◆ EXERCISE OBJECTIVE
Output all of the entries below precisely as written.

## begin GIVEN INFORMATION

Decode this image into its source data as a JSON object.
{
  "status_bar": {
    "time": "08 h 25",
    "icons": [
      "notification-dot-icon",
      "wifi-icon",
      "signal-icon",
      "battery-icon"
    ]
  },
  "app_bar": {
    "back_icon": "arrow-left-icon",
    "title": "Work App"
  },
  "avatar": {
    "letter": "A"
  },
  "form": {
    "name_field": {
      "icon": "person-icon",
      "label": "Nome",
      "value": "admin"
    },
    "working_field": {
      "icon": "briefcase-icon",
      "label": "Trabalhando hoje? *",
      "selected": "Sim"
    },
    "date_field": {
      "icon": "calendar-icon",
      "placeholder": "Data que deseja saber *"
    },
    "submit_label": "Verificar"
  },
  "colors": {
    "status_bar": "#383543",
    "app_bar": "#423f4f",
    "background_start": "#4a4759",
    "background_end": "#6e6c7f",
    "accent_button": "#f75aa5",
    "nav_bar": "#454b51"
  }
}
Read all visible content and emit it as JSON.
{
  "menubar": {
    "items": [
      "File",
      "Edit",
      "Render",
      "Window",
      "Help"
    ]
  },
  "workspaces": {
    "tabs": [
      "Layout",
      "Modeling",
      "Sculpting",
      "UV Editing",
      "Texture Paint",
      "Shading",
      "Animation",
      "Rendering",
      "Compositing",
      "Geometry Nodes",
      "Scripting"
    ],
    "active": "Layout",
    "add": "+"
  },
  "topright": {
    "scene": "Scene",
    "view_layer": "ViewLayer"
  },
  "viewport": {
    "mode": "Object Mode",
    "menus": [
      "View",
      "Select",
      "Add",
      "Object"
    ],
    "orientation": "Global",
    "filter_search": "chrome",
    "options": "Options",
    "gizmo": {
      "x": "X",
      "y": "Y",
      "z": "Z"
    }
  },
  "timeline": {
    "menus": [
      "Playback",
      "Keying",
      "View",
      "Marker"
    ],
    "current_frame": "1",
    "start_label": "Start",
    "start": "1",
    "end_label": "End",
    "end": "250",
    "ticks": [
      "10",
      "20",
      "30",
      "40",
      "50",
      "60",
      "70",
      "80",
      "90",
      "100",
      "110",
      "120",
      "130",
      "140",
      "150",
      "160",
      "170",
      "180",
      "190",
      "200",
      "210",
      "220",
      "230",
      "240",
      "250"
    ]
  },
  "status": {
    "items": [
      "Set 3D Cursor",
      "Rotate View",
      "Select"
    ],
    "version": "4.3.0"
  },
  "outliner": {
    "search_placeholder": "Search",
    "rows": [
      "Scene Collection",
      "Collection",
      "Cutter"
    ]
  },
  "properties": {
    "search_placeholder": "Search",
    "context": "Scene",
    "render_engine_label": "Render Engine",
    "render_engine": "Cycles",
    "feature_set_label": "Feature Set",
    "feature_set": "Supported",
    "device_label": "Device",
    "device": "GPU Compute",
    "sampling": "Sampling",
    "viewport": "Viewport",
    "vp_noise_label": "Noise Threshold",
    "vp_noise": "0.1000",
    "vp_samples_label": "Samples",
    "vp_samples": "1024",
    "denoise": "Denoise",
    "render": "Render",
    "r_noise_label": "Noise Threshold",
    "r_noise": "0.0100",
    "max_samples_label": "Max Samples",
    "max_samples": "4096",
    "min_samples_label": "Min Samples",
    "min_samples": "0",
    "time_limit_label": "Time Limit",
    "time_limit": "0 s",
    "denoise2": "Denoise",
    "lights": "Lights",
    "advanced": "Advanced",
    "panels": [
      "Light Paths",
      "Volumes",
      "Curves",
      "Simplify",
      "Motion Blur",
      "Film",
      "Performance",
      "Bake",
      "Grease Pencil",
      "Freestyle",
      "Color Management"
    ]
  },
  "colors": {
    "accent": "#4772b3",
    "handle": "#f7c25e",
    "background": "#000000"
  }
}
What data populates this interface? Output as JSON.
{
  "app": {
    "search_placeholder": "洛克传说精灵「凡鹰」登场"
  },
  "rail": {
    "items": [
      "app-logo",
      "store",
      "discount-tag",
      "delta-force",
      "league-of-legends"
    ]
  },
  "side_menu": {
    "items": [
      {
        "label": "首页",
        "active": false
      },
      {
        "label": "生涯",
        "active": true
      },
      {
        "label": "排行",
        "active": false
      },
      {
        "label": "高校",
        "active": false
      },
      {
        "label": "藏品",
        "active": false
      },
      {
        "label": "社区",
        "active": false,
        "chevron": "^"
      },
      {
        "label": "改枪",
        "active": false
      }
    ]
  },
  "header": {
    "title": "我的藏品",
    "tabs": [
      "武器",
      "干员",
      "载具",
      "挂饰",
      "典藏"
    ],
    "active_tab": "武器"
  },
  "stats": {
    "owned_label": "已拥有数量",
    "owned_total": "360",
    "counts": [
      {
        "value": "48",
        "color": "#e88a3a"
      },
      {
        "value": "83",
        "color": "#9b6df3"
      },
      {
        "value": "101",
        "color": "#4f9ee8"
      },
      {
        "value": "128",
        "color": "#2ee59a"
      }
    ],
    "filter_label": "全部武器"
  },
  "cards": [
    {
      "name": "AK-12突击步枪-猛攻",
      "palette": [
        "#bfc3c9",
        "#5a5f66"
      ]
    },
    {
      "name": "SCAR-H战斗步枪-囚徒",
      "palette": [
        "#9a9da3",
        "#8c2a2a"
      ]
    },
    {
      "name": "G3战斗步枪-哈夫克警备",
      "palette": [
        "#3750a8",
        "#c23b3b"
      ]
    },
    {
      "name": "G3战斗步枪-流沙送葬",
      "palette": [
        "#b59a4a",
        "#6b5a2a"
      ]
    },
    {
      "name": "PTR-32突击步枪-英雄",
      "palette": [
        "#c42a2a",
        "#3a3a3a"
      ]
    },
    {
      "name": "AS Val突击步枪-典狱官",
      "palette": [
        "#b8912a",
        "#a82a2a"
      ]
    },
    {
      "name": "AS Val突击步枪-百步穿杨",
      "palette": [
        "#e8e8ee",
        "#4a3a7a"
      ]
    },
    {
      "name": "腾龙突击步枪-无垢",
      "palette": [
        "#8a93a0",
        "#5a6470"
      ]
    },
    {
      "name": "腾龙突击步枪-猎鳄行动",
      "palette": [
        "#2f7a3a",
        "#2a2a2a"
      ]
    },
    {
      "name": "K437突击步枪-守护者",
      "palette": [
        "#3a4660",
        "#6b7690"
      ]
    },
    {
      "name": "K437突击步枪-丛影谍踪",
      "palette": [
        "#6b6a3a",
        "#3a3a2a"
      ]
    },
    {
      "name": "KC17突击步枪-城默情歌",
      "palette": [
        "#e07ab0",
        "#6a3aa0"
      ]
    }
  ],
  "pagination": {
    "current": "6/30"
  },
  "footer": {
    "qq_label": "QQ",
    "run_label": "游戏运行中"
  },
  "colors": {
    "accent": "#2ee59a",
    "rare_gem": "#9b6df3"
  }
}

## end GIVEN INFORMATION

◆ RESULT OF THIS TASK
Decode this image into its source data as a JSON object.
{
  "status_bar": {
    "time": "08 h 25",
    "icons": [
      "notification-dot-icon",
      "wifi-icon",
      "signal-icon",
      "battery-icon"
    ]
  },
  "app_bar": {
    "back_icon": "arrow-left-icon",
    "title": "Work App"
  },
  "avatar": {
    "letter": "A"
  },
  "form": {
    "name_field": {
      "icon": "person-icon",
      "label": "Nome",
      "value": "admin"
    },
    "working_field": {
      "icon": "briefcase-icon",
      "label": "Trabalhando hoje? *",
      "selected": "Sim"
    },
    "date_field": {
      "icon": "calendar-icon",
      "placeholder": "Data que deseja saber *"
    },
    "submit_label": "Verificar"
  },
  "colors": {
    "status_bar": "#383543",
    "app_bar": "#423f4f",
    "background_start": "#4a4759",
    "background_end": "#6e6c7f",
    "accent_button": "#f75aa5",
    "nav_bar": "#454b51"
  }
}
Read all visible content and emit it as JSON.
{
  "menubar": {
    "items": [
      "File",
      "Edit",
      "Render",
      "Window",
      "Help"
    ]
  },
  "workspaces": {
    "tabs": [
      "Layout",
      "Modeling",
      "Sculpting",
      "UV Editing",
      "Texture Paint",
      "Shading",
      "Animation",
      "Rendering",
      "Compositing",
      "Geometry Nodes",
      "Scripting"
    ],
    "active": "Layout",
    "add": "+"
  },
  "topright": {
    "scene": "Scene",
    "view_layer": "ViewLayer"
  },
  "viewport": {
    "mode": "Object Mode",
    "menus": [
      "View",
      "Select",
      "Add",
      "Object"
    ],
    "orientation": "Global",
    "filter_search": "chrome",
    "options": "Options",
    "gizmo": {
      "x": "X",
      "y": "Y",
      "z": "Z"
    }
  },
  "timeline": {
    "menus": [
      "Playback",
      "Keying",
      "View",
      "Marker"
    ],
    "current_frame": "1",
    "start_label": "Start",
    "start": "1",
    "end_label": "End",
    "end": "250",
    "ticks": [
      "10",
      "20",
      "30",
      "40",
      "50",
      "60",
      "70",
      "80",
      "90",
      "100",
      "110",
      "120",
      "130",
      "140",
      "150",
      "160",
      "170",
      "180",
      "190",
      "200",
      "210",
      "220",
      "230",
      "240",
      "250"
    ]
  },
  "status": {
    "items": [
      "Set 3D Cursor",
      "Rotate View",
      "Select"
    ],
    "version": "4.3.0"
  },
  "outliner": {
    "search_placeholder": "Search",
    "rows": [
      "Scene Collection",
      "Collection",
      "Cutter"
    ]
  },
  "properties": {
    "search_placeholder": "Search",
    "context": "Scene",
    "render_engine_label": "Render Engine",
    "render_engine": "Cycles",
    "feature_set_label": "Feature Set",
    "feature_set": "Supported",
    "device_label": "Device",
    "device": "GPU Compute",
    "sampling": "Sampling",
    "viewport": "Viewport",
    "vp_noise_label": "Noise Threshold",
    "vp_noise": "0.1000",
    "vp_samples_label": "Samples",
    "vp_samples": "1024",
    "denoise": "Denoise",
    "render": "Render",
    "r_noise_label": "Noise Threshold",
    "r_noise": "0.0100",
    "max_samples_label": "Max Samples",
    "max_samples": "4096",
    "min_samples_label": "Min Samples",
    "min_samples": "0",
    "time_limit_label": "Time Limit",
    "time_limit": "0 s",
    "denoise2": "Denoise",
    "lights": "Lights",
    "advanced": "Advanced",
    "panels": [
      "Light Paths",
      "Volumes",
      "Curves",
      "Simplify",
      "Motion Blur",
      "Film",
      "Performance",
      "Bake",
      "Grease Pencil",
      "Freestyle",
      "Color Management"
    ]
  },
  "colors": {
    "accent": "#4772b3",
    "handle": "#f7c25e",
    "background": "#000000"
  }
}
What data populates this interface? Output as JSON.
{
  "app": {
    "search_placeholder": "洛克传说精灵「凡鹰」登场"
  },
  "rail": {
    "items": [
      "app-logo",
      "store",
      "discount-tag",
      "delta-force",
      "league-of-legends"
    ]
  },
  "side_menu": {
    "items": [
      {
        "label": "首页",
        "active": false
      },
      {
        "label": "生涯",
        "active": true
      },
      {
        "label": "排行",
        "active": false
      },
      {
        "label": "高校",
        "active": false
      },
      {
        "label": "藏品",
        "active": false
      },
      {
        "label": "社区",
        "active": false,
        "chevron": "^"
      },
      {
        "label": "改枪",
        "active": false
      }
    ]
  },
  "header": {
    "title": "我的藏品",
    "tabs": [
      "武器",
      "干员",
      "载具",
      "挂饰",
      "典藏"
    ],
    "active_tab": "武器"
  },
  "stats": {
    "owned_label": "已拥有数量",
    "owned_total": "360",
    "counts": [
      {
        "value": "48",
        "color": "#e88a3a"
      },
      {
        "value": "83",
        "color": "#9b6df3"
      },
      {
        "value": "101",
        "color": "#4f9ee8"
      },
      {
        "value": "128",
        "color": "#2ee59a"
      }
    ],
    "filter_label": "全部武器"
  },
  "cards": [
    {
      "name": "AK-12突击步枪-猛攻",
      "palette": [
        "#bfc3c9",
        "#5a5f66"
      ]
    },
    {
      "name": "SCAR-H战斗步枪-囚徒",
      "palette": [
        "#9a9da3",
        "#8c2a2a"
      ]
    },
    {
      "name": "G3战斗步枪-哈夫克警备",
      "palette": [
        "#3750a8",
        "#c23b3b"
      ]
    },
    {
      "name": "G3战斗步枪-流沙送葬",
      "palette": [
        "#b59a4a",
        "#6b5a2a"
      ]
    },
    {
      "name": "PTR-32突击步枪-英雄",
      "palette": [
        "#c42a2a",
        "#3a3a3a"
      ]
    },
    {
      "name": "AS Val突击步枪-典狱官",
      "palette": [
        "#b8912a",
        "#a82a2a"
      ]
    },
    {
      "name": "AS Val突击步枪-百步穿杨",
      "palette": [
        "#e8e8ee",
        "#4a3a7a"
      ]
    },
    {
      "name": "腾龙突击步枪-无垢",
      "palette": [
        "#8a93a0",
        "#5a6470"
      ]
    },
    {
      "name": "腾龙突击步枪-猎鳄行动",
      "palette": [
        "#2f7a3a",
        "#2a2a2a"
      ]
    },
    {
      "name": "K437突击步枪-守护者",
      "palette": [
        "#3a4660",
        "#6b7690"
      ]
    },
    {
      "name": "K437突击步枪-丛影谍踪",
      "palette": [
        "#6b6a3a",
        "#3a3a2a"
      ]
    },
    {
      "name": "KC17突击步枪-城默情歌",
      "palette": [
        "#e07ab0",
        "#6a3aa0"
      ]
    }
  ],
  "pagination": {
    "current": "6/30"
  },
  "footer": {
    "qq_label": "QQ",
    "run_label": "游戏运行中"
  },
  "colors": {
    "accent": "#2ee59a",
    "rare_gem": "#9b6df3"
  }
}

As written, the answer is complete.